** Document segment follows **

Settings promoted to a top-level tab

Settings is now a dedicated top-level tab instead of a modal overlay. Open it with , or Tab cycling through Create → Perform → MIDI → Settings. The tab uses a two-pane layout: a sidebar listing categories on the left and a content pane showing fields on the right. Use Up/Down in the sidebar to switch categories, Enter or Right to enter the content pane, and Esc or H to return to the sidebar. What moved:
  • Project save, open, and new actions are in the Project category (the default). Separate project save/load modals have been replaced by inline controls within Settings.
  • Audio host, output device, buffer size, sample rate, quantization, and MIDI settings are in the Audio category.
  • Stem separation and factory sounds are in the Addons category.
  • Tutorial, account, analytics, video encoder, version/updates, and factory reset are in the General category.
Global shortcuts (Ctrl+S, Ctrl+Shift+S, Ctrl+O, Ctrl+N) continue to work from anywhere. The , shortcut still opens Settings. Settings are saved automatically when leaving the tab.

F1-F4 navigation shortcuts removed

F1, F2, F3, and F4 no longer jump directly to top-level tabs. Use Tab to cycle through available tabs and , to open Settings directly. If your PerformFX configuration contains bindings assigned to F-keys, those unsupported bindings are removed automatically on the first launch after upgrade. The cleaned configuration is saved immediately so the migration warning appears only once.

Linked and copied sample playback

Assigning the same local sample to another channel now opens a choice:
  • Link keeps loop, trim, chop, chop-gate, and pattern-end settings shared through the file defaults.
  • Copy snapshots the source channel’s playback settings into the target channel so later edits stay independent.
  • Browser and details preview still edit file-level defaults.
  • Assigning a different file to a channel resets that channel back to linked behavior for the new sample.
See Per-Channel Playback for the full guide.

Time-stretch engine migration

The time-stretch engine was replaced with a new formant-preserving spectral stretcher. This is a quality improvement with no workflow changes. What to expect on first launch after updating:
  • Legacy stretch cache purged automatically. Cached .wav files from the previous engine (schema versions before v4) are deleted on startup. This is a one-time cleanup.
  • First stretch after update takes longer. Because the cache was cleared, the first time you play a stretched loop it will be re-processed. Subsequent plays use the new cache.
  • No action required. The migration is fully automatic. If you notice any stretch-related issues, see Audio And Playback Problems.

0.15 project workflow changes

If you are coming from older session-only workflows:
  • explicit .meiji project files are now part of the normal save/load flow
  • dirty-state and overwrite confirmation are more prominent

Persistence hardening

Recent releases improved:
  • atomic writes
  • backup recovery
  • corruption fallback behavior
That is good news, but it also means state and project handling now have clearer expectations. Save a real project for anything important.

macOS path migration

The codebase includes migration logic for older macOS path variants, including:
  • legacy ~/.config/meiji-sampler/
  • lowercase ~/Library/Application Support/meiji-sampler/
Current macOS docs should assume:
  • ~/Library/Application Support/Meiji Sampler/

Terminal compatibility

Recent releases also improved behavior for older Apple Terminal builds that lack full true-color support. If the UI looked corrupt in older Apple Terminal versions, update first before troubleshooting layout issues in depth.

Linux audio changes

Recent releases added or improved:
  • JACK backend support
  • ALSA device handling
  • Linux release compatibility work
If you are upgrading on Linux, re-check your audio host and device settings.

** End of Document segment **

## Tasks to complete
1 > According to the release notes, which Settings category holds stem separation and factory sounds?
2 > Using the reasons given in the release notes, explain why the first stretched loop played after the update takes longer.

** Supplied information follows **

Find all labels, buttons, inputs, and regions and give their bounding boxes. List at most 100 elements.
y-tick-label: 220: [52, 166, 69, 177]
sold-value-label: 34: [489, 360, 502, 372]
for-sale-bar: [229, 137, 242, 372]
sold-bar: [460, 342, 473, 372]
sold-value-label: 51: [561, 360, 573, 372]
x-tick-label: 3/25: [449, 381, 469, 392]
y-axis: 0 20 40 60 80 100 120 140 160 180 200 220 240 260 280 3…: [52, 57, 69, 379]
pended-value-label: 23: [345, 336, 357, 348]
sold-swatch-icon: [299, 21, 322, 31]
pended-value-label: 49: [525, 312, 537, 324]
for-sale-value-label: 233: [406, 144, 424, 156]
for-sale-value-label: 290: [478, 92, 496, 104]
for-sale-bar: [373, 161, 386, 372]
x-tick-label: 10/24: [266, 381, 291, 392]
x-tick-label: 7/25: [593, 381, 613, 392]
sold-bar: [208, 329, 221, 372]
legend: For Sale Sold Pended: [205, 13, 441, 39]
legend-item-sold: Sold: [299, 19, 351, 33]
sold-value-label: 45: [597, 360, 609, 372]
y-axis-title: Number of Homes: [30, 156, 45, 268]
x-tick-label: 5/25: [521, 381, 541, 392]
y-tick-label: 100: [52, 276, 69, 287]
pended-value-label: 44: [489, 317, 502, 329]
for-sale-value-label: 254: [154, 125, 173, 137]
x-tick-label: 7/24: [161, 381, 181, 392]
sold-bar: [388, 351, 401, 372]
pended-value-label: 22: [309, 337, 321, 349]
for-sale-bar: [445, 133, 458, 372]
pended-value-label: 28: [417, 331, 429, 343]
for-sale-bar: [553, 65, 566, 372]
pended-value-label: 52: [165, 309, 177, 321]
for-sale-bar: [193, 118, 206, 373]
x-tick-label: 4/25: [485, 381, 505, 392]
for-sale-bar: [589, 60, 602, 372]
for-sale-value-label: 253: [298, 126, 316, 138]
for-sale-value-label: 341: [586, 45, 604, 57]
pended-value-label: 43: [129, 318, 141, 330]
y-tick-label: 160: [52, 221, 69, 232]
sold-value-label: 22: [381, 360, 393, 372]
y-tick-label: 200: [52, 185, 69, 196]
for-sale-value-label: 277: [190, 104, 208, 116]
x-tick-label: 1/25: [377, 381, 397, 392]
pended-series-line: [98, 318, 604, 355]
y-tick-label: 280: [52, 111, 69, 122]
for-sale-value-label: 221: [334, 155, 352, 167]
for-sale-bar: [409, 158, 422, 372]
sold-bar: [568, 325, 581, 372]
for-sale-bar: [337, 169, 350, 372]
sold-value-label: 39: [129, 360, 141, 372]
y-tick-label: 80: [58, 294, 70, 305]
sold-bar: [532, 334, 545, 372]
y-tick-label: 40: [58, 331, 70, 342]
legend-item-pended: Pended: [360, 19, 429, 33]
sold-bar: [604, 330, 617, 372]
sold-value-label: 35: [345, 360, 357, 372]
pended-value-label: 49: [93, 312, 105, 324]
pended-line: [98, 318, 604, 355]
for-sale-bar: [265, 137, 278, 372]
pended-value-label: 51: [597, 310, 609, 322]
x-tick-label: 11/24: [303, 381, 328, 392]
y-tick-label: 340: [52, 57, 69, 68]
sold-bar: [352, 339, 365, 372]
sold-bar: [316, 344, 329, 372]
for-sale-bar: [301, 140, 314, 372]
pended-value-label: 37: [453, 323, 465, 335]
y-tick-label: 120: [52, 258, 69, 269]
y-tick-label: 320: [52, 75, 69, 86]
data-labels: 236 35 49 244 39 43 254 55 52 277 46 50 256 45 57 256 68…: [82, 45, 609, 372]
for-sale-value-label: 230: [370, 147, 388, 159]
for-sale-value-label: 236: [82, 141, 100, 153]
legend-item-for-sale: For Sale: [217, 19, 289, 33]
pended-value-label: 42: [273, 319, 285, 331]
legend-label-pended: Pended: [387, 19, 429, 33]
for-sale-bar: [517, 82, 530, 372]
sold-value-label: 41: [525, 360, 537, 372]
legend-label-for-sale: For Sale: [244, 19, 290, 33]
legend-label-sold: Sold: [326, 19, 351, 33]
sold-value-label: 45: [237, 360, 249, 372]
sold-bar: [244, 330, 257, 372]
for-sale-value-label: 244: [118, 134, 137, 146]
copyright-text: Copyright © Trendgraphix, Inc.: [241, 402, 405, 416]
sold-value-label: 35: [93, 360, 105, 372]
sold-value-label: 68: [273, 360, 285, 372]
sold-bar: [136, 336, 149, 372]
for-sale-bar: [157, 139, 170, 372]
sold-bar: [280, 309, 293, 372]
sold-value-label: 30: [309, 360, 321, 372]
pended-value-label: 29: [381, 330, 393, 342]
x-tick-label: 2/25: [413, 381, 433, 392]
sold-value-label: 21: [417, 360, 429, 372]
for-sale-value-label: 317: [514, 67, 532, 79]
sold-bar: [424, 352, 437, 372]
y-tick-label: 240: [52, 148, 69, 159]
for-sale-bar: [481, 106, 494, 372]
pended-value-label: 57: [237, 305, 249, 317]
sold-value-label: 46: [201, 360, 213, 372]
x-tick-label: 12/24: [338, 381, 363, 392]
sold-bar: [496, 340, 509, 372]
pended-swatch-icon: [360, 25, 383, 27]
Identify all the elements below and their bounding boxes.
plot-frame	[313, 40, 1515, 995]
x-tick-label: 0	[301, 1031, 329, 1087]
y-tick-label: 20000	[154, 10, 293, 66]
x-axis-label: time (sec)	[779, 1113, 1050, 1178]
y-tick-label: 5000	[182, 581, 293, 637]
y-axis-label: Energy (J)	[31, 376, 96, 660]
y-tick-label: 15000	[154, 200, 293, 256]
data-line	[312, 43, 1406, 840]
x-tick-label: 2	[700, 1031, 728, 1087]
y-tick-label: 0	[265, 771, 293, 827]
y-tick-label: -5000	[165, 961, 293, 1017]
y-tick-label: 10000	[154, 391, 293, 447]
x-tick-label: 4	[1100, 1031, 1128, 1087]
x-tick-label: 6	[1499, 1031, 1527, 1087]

** End of Supplied information **

## Solution list
1 > The Addons category.

2 > The new engine automatically deletes the previous engine's cached .wav files on startup. Because the cache is cleared, a stretched loop must be re-processed the first time it plays. Later plays use the new cache.